Copy the listing word for word, starting at its first line and ending at the line containing "x-tick-label: 25 — [598, 430, 616, 446]", with both of those lines included.

━━━━━ EXTRACTED RECORDS

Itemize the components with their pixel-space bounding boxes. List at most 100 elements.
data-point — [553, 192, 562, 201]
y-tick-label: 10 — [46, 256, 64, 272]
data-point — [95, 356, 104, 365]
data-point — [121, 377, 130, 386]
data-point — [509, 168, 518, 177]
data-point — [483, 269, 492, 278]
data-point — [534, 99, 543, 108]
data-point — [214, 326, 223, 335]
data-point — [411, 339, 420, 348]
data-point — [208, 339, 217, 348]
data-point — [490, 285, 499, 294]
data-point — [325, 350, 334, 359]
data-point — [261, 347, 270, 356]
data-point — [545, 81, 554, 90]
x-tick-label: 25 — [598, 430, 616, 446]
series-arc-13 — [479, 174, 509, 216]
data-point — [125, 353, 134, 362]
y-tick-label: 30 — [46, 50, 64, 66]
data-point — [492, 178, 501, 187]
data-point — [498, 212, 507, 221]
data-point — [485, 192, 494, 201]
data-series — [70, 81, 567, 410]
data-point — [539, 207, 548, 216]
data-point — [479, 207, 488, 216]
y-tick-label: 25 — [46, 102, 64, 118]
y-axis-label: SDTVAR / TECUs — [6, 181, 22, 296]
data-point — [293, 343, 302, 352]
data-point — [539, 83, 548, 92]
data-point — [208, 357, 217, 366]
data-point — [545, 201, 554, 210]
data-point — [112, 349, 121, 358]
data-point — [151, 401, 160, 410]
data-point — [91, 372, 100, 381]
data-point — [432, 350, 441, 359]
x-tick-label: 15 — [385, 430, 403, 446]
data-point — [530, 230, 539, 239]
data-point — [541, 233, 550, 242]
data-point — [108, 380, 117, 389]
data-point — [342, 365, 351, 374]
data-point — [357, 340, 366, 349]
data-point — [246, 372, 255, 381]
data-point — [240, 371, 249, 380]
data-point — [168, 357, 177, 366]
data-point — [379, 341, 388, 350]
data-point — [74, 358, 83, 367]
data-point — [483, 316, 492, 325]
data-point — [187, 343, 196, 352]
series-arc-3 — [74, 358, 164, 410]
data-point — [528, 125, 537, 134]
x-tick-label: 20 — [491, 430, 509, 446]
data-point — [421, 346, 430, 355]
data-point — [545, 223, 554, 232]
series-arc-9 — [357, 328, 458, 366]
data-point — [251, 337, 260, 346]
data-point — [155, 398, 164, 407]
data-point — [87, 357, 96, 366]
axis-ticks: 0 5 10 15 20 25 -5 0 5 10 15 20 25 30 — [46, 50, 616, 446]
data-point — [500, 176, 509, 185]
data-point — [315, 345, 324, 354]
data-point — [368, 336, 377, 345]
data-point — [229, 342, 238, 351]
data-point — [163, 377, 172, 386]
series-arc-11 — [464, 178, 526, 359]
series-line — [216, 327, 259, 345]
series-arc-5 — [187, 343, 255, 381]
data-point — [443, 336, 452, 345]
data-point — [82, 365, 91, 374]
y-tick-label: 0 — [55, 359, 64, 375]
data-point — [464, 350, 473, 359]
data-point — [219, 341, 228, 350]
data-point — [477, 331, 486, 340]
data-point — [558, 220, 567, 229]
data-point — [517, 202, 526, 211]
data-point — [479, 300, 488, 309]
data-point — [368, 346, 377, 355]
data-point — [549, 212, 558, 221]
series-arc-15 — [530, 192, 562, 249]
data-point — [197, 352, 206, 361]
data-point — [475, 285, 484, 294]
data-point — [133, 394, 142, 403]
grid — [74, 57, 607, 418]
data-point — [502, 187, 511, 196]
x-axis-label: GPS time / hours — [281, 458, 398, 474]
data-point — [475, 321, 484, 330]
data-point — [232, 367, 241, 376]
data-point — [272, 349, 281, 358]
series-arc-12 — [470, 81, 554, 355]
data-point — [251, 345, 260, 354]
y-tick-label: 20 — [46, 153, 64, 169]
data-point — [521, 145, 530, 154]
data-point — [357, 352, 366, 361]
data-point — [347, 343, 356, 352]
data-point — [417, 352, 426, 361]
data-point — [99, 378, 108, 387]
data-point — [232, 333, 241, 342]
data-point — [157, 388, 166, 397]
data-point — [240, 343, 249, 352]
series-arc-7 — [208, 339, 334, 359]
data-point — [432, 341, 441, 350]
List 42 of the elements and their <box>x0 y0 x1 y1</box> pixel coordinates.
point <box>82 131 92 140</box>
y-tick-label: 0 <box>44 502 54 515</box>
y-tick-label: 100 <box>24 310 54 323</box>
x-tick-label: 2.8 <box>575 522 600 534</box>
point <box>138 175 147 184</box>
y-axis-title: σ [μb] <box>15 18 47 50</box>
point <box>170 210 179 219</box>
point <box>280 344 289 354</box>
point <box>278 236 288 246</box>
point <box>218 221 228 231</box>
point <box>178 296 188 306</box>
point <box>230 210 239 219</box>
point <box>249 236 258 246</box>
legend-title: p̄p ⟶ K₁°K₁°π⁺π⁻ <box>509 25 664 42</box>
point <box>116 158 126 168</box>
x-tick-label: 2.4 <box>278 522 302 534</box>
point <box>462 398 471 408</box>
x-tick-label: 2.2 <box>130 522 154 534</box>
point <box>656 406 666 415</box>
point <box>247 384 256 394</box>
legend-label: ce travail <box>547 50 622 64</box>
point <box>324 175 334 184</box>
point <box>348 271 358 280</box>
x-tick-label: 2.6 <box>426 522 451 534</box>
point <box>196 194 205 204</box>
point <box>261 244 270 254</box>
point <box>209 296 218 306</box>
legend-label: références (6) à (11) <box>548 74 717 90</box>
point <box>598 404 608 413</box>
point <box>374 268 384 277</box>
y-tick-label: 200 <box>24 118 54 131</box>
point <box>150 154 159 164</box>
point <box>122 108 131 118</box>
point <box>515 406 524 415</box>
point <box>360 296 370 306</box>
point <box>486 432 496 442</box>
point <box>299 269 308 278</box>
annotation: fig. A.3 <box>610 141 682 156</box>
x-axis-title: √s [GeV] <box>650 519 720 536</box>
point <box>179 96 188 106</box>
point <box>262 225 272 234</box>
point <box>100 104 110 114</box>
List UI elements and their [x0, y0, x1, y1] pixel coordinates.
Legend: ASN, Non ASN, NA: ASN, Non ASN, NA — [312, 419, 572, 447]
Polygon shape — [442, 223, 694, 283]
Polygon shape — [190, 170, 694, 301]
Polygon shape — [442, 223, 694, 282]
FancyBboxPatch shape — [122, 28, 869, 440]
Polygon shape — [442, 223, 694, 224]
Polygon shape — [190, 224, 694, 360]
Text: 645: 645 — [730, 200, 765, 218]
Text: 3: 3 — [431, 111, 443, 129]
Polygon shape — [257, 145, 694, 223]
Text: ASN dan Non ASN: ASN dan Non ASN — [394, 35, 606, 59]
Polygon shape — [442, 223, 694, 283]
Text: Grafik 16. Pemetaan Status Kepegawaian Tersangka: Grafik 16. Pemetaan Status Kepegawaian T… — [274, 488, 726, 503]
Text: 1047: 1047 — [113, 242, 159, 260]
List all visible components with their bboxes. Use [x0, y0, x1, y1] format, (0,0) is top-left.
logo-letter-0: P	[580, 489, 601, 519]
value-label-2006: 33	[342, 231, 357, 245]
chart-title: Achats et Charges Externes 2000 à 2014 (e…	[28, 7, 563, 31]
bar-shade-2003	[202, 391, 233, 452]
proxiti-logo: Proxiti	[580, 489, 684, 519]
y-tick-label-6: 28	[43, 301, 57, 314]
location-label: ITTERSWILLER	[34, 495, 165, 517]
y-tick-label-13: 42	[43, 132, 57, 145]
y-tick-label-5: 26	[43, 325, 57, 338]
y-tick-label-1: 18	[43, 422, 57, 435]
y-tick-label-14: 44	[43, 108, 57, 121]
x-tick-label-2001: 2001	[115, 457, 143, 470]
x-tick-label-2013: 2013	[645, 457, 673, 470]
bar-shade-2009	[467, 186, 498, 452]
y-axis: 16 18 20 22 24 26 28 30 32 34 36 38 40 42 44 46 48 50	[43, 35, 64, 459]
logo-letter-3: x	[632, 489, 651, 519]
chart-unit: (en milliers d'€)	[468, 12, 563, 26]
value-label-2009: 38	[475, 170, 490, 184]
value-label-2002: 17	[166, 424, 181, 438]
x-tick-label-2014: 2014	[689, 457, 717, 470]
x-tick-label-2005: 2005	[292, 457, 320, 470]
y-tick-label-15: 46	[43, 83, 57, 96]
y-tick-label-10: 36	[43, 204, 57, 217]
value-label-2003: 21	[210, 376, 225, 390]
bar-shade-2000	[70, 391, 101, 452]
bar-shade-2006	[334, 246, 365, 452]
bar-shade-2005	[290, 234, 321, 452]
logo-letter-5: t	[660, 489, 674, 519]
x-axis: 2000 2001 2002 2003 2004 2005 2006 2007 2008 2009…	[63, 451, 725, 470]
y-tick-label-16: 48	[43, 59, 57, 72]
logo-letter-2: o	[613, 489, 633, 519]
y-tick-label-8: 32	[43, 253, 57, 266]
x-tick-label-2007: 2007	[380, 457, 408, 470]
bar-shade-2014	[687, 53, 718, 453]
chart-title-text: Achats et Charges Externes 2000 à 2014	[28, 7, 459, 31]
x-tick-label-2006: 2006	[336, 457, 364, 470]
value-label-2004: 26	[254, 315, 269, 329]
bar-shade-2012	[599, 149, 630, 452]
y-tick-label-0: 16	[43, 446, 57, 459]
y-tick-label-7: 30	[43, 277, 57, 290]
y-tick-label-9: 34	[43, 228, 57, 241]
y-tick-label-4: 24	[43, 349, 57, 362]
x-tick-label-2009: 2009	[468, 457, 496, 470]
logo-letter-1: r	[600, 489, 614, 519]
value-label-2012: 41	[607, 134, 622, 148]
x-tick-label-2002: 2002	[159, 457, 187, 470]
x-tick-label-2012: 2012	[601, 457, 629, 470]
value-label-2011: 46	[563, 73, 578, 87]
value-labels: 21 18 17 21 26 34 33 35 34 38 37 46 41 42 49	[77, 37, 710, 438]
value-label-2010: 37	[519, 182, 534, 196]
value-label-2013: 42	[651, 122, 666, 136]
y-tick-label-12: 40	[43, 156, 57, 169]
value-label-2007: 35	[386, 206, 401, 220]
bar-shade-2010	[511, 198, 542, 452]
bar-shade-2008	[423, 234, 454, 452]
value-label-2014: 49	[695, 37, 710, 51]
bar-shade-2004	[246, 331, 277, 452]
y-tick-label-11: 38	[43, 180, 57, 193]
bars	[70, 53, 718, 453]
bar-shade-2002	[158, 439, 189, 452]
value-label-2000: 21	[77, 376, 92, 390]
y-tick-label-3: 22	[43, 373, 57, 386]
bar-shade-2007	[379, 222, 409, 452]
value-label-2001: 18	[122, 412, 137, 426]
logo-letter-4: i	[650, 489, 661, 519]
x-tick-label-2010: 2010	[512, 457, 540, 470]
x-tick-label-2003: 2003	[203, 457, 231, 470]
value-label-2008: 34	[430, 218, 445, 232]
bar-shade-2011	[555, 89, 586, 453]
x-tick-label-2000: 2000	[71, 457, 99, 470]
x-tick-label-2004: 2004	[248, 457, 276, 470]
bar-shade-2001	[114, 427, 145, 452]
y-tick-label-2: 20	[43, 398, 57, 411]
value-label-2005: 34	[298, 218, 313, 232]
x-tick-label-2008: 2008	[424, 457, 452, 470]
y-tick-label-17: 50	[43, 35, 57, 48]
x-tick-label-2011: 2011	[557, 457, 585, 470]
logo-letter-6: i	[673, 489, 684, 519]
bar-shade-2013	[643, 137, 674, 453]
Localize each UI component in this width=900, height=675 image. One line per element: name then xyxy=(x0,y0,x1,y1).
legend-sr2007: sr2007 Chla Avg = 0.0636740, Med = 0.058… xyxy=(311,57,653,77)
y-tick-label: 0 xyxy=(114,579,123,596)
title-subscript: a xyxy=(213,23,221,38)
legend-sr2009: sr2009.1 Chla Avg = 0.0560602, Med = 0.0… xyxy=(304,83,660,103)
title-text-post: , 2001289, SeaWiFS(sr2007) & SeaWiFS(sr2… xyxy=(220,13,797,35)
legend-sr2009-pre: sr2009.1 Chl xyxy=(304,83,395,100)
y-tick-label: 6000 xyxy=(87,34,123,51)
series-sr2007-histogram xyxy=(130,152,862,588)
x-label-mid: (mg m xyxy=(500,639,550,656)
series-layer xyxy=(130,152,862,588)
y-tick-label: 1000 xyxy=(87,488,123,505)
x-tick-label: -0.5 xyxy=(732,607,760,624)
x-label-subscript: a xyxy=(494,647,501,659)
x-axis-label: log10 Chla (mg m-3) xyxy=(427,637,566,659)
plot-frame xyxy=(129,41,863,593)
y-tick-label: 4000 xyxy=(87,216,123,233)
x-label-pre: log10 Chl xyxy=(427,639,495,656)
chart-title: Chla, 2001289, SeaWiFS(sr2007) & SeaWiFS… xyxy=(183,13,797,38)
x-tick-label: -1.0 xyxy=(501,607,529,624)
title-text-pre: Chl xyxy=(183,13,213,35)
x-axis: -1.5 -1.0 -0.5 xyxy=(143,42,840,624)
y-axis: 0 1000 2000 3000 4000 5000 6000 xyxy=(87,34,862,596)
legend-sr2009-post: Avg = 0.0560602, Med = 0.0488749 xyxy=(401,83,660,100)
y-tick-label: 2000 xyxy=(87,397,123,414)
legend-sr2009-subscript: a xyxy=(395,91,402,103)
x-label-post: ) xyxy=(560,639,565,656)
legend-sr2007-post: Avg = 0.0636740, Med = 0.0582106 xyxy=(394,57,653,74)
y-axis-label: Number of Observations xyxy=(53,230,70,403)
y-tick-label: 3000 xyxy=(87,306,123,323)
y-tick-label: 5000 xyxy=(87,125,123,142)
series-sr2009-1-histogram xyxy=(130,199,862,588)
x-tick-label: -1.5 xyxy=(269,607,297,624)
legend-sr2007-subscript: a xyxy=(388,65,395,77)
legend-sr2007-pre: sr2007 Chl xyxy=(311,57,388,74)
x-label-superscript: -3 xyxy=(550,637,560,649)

━━━━━━━━━━

■ COMPLETED EXERCISE:
Itemize the components with their pixel-space bounding boxes. List at most 100 elements.
data-point — [553, 192, 562, 201]
y-tick-label: 10 — [46, 256, 64, 272]
data-point — [95, 356, 104, 365]
data-point — [121, 377, 130, 386]
data-point — [509, 168, 518, 177]
data-point — [483, 269, 492, 278]
data-point — [534, 99, 543, 108]
data-point — [214, 326, 223, 335]
data-point — [411, 339, 420, 348]
data-point — [208, 339, 217, 348]
data-point — [490, 285, 499, 294]
data-point — [325, 350, 334, 359]
data-point — [261, 347, 270, 356]
data-point — [545, 81, 554, 90]
x-tick-label: 25 — [598, 430, 616, 446]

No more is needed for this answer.